## WRITTEN TASK
Without the pictures, can you quote each line below exactly?

++++ INPUT ROWS

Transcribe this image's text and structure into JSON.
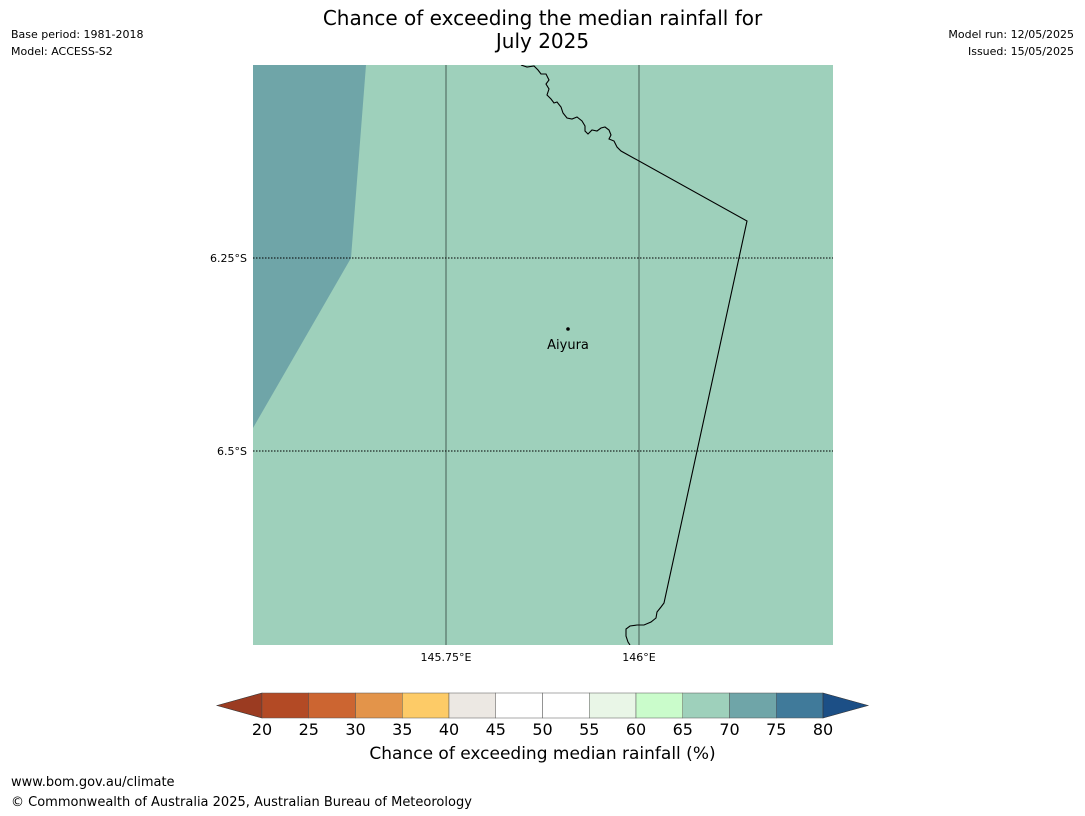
{
  "header": {
    "title_line1": "Chance of exceeding the median rainfall for",
    "title_line2": "July 2025",
    "base_period": "Base period: 1981-2018",
    "model": "Model: ACCESS-S2",
    "model_run": "Model run: 12/05/2025",
    "issued": "Issued: 15/05/2025"
  },
  "map": {
    "lat_labels": [
      "6.25°S",
      "6.5°S"
    ],
    "lon_labels": [
      "145.75°E",
      "146°E"
    ],
    "place_label": "Aiyura",
    "colors": {
      "band_65_70": "#9ed0bb",
      "band_70_75": "#6fa5a8",
      "coastline": "#000000",
      "gridline": "#000000"
    }
  },
  "colorbar": {
    "title": "Chance of exceeding median rainfall (%)",
    "tick_labels": [
      "20",
      "25",
      "30",
      "35",
      "40",
      "45",
      "50",
      "55",
      "60",
      "65",
      "70",
      "75",
      "80"
    ],
    "colors": [
      "#9b3b21",
      "#b34a25",
      "#cc6531",
      "#e3944a",
      "#fdcb67",
      "#ece8e3",
      "#ffffff",
      "#ffffff",
      "#e9f6e7",
      "#cafccb",
      "#9ed0bb",
      "#6fa5a8",
      "#407a9a",
      "#1c4f86"
    ]
  },
  "footer": {
    "url": "www.bom.gov.au/climate",
    "copyright": "© Commonwealth of Australia 2025, Australian Bureau of Meteorology"
  }
}
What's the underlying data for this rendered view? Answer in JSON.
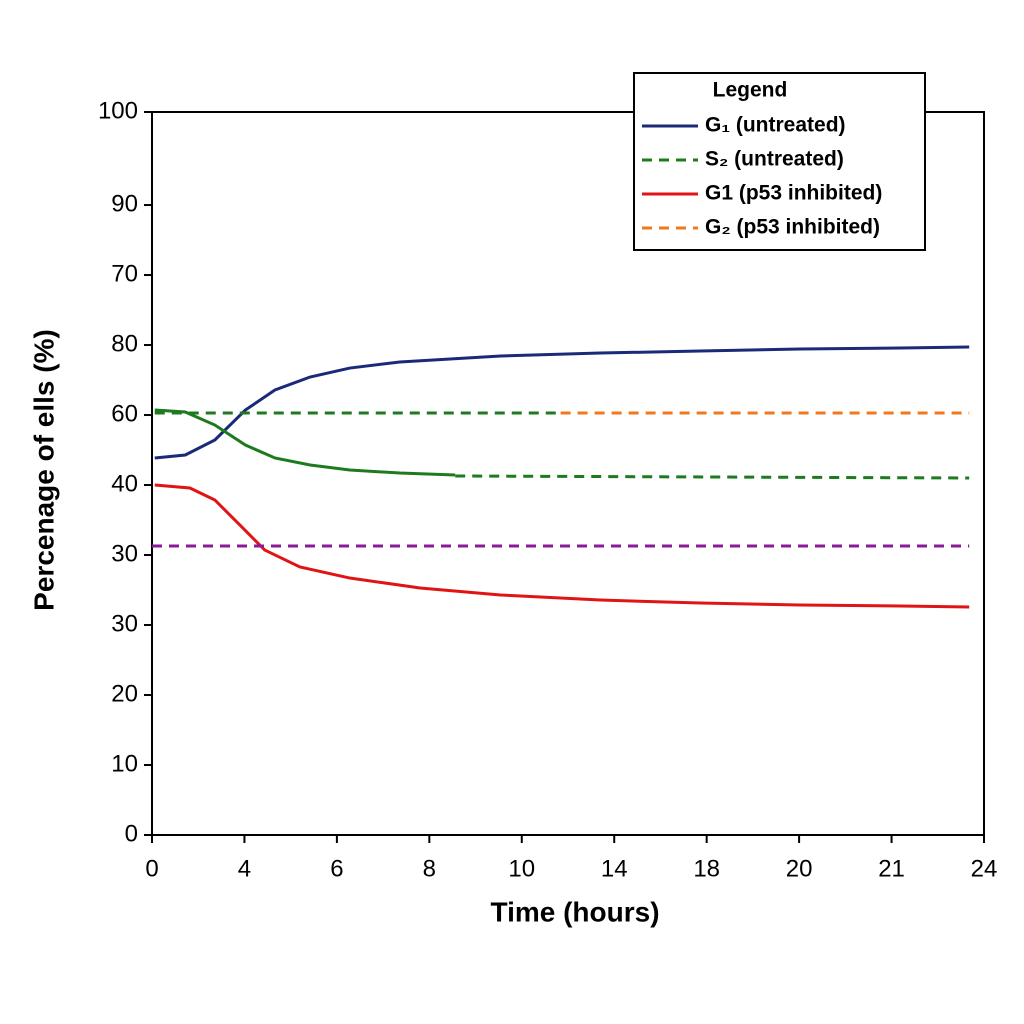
{
  "chart_data": {
    "type": "line",
    "xlabel": "Time (hours)",
    "ylabel": "Percenage of ells (%)",
    "legend_title": "Legend",
    "legend": "top-right",
    "xlim": [
      0,
      9
    ],
    "xticks": [
      0,
      {
        "value": 1,
        "label": "4"
      },
      {
        "value": 2,
        "label": "6"
      },
      {
        "value": 3,
        "label": "8"
      },
      {
        "value": 4,
        "label": "10"
      },
      {
        "value": 5,
        "label": "14"
      },
      {
        "value": 6,
        "label": "18"
      },
      {
        "value": 7,
        "label": "20"
      },
      {
        "value": 8,
        "label": "21"
      },
      {
        "value": 9,
        "label": "24"
      }
    ],
    "ylim": [
      0,
      103.29
    ],
    "yticks": [
      0,
      10,
      20,
      30,
      {
        "value": 40,
        "label": "30"
      },
      {
        "value": 50,
        "label": "40"
      },
      60,
      {
        "value": 70,
        "label": "80"
      },
      {
        "value": 80,
        "label": "70"
      },
      90,
      {
        "value": 103.29,
        "label": "100"
      }
    ],
    "series": [
      {
        "name": "G₁  (untreated)",
        "color": "#1a2a78",
        "dashed": false,
        "x": [
          0.03,
          0.36,
          0.68,
          1.01,
          1.33,
          1.71,
          2.14,
          2.68,
          3.77,
          4.85,
          5.93,
          7.01,
          8.1,
          8.84
        ],
        "values": [
          53.86,
          54.29,
          56.43,
          60.71,
          63.57,
          65.43,
          66.71,
          67.57,
          68.43,
          68.86,
          69.14,
          69.43,
          69.57,
          69.71
        ]
      },
      {
        "name": "S₂ (untreated)",
        "color": "#1e7a1e",
        "dashed": true,
        "x": [
          0.03,
          4.42
        ],
        "values": [
          60.29,
          60.29
        ]
      },
      {
        "name": "G1 (p53 inhibited)",
        "color": "#e01414",
        "dashed": false,
        "x": [
          0.03,
          0.41,
          0.68,
          0.95,
          1.22,
          1.6,
          2.14,
          2.9,
          3.77,
          4.85,
          5.93,
          7.01,
          8.1,
          8.84
        ],
        "values": [
          50,
          49.57,
          47.86,
          44.29,
          40.71,
          38.29,
          36.71,
          35.29,
          34.29,
          33.57,
          33.14,
          32.86,
          32.71,
          32.57
        ]
      },
      {
        "name": "G₂  (p53 inhibited)",
        "color": "#f07820",
        "dashed": true,
        "x": [
          4.42,
          8.84
        ],
        "values": [
          60.29,
          60.29
        ]
      },
      {
        "color": "#1e7a1e",
        "dashed": false,
        "x": [
          0.03,
          0.36,
          0.68,
          1.01,
          1.33,
          1.71,
          2.14,
          2.68,
          3.28
        ],
        "values": [
          60.71,
          60.43,
          58.57,
          55.71,
          53.86,
          52.86,
          52.14,
          51.71,
          51.43
        ]
      },
      {
        "color": "#1e7a1e",
        "dashed": true,
        "x": [
          3.28,
          8.84
        ],
        "values": [
          51.29,
          51.0
        ]
      },
      {
        "color": "#8a1a9a",
        "dashed": true,
        "x": [
          0.0,
          8.84
        ],
        "values": [
          41.29,
          41.29
        ]
      }
    ]
  }
}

++++++++

## RESULT BELOW
Transcribe this image's text and structure into JSON.
{
  "header": {
    "title_line1": "Chance of exceeding the median rainfall for",
    "title_line2": "July 2025",
    "base_period": "Base period: 1981-2018",
    "model": "Model: ACCESS-S2",
    "model_run": "Model run: 12/05/2025",
    "issued": "Issued: 15/05/2025"
  },
  "map": {
    "lat_labels": [
      "6.25°S",
      "6.5°S"
    ],
    "lon_labels": [
      "145.75°E",
      "146°E"
    ],
    "place_label": "Aiyura",
    "colors": {
      "band_65_70": "#9ed0bb",
      "band_70_75": "#6fa5a8",
      "coastline": "#000000",
      "gridline": "#000000"
    }
  },
  "colorbar": {
    "title": "Chance of exceeding median rainfall (%)",
    "tick_labels": [
      "20",
      "25",
      "30",
      "35",
      "40",
      "45",
      "50",
      "55",
      "60",
      "65",
      "70",
      "75",
      "80"
    ],
    "colors": [
      "#9b3b21",
      "#b34a25",
      "#cc6531",
      "#e3944a",
      "#fdcb67",
      "#ece8e3",
      "#ffffff",
      "#ffffff",
      "#e9f6e7",
      "#cafccb",
      "#9ed0bb",
      "#6fa5a8",
      "#407a9a",
      "#1c4f86"
    ]
  },
  "footer": {
    "url": "www.bom.gov.au/climate",
    "copyright": "© Commonwealth of Australia 2025, Australian Bureau of Meteorology"
  }
}
What's the underlying data for this rendered view? Answer in JSON.
{
  "chart_data": {
    "type": "line",
    "xlabel": "Time (hours)",
    "ylabel": "Percenage of ells (%)",
    "legend_title": "Legend",
    "legend": "top-right",
    "xlim": [
      0,
      9
    ],
    "xticks": [
      0,
      {
        "value": 1,
        "label": "4"
      },
      {
        "value": 2,
        "label": "6"
      },
      {
        "value": 3,
        "label": "8"
      },
      {
        "value": 4,
        "label": "10"
      },
      {
        "value": 5,
        "label": "14"
      },
      {
        "value": 6,
        "label": "18"
      },
      {
        "value": 7,
        "label": "20"
      },
      {
        "value": 8,
        "label": "21"
      },
      {
        "value": 9,
        "label": "24"
      }
    ],
    "ylim": [
      0,
      103.29
    ],
    "yticks": [
      0,
      10,
      20,
      30,
      {
        "value": 40,
        "label": "30"
      },
      {
        "value": 50,
        "label": "40"
      },
      60,
      {
        "value": 70,
        "label": "80"
      },
      {
        "value": 80,
        "label": "70"
      },
      90,
      {
        "value": 103.29,
        "label": "100"
      }
    ],
    "series": [
      {
        "name": "G₁  (untreated)",
        "color": "#1a2a78",
        "dashed": false,
        "x": [
          0.03,
          0.36,
          0.68,
          1.01,
          1.33,
          1.71,
          2.14,
          2.68,
          3.77,
          4.85,
          5.93,
          7.01,
          8.1,
          8.84
        ],
        "values": [
          53.86,
          54.29,
          56.43,
          60.71,
          63.57,
          65.43,
          66.71,
          67.57,
          68.43,
          68.86,
          69.14,
          69.43,
          69.57,
          69.71
        ]
      },
      {
        "name": "S₂ (untreated)",
        "color": "#1e7a1e",
        "dashed": true,
        "x": [
          0.03,
          4.42
        ],
        "values": [
          60.29,
          60.29
        ]
      },
      {
        "name": "G1 (p53 inhibited)",
        "color": "#e01414",
        "dashed": false,
        "x": [
          0.03,
          0.41,
          0.68,
          0.95,
          1.22,
          1.6,
          2.14,
          2.9,
          3.77,
          4.85,
          5.93,
          7.01,
          8.1,
          8.84
        ],
        "values": [
          50,
          49.57,
          47.86,
          44.29,
          40.71,
          38.29,
          36.71,
          35.29,
          34.29,
          33.57,
          33.14,
          32.86,
          32.71,
          32.57
        ]
      },
      {
        "name": "G₂  (p53 inhibited)",
        "color": "#f07820",
        "dashed": true,
        "x": [
          4.42,
          8.84
        ],
        "values": [
          60.29,
          60.29
        ]
      },
      {
        "color": "#1e7a1e",
        "dashed": false,
        "x": [
          0.03,
          0.36,
          0.68,
          1.01,
          1.33,
          1.71,
          2.14,
          2.68,
          3.28
        ],
        "values": [
          60.71,
          60.43,
          58.57,
          55.71,
          53.86,
          52.86,
          52.14,
          51.71,
          51.43
        ]
      },
      {
        "color": "#1e7a1e",
        "dashed": true,
        "x": [
          3.28,
          8.84
        ],
        "values": [
          51.29,
          51.0
        ]
      },
      {
        "color": "#8a1a9a",
        "dashed": true,
        "x": [
          0.0,
          8.84
        ],
        "values": [
          41.29,
          41.29
        ]
      }
    ]
  }
}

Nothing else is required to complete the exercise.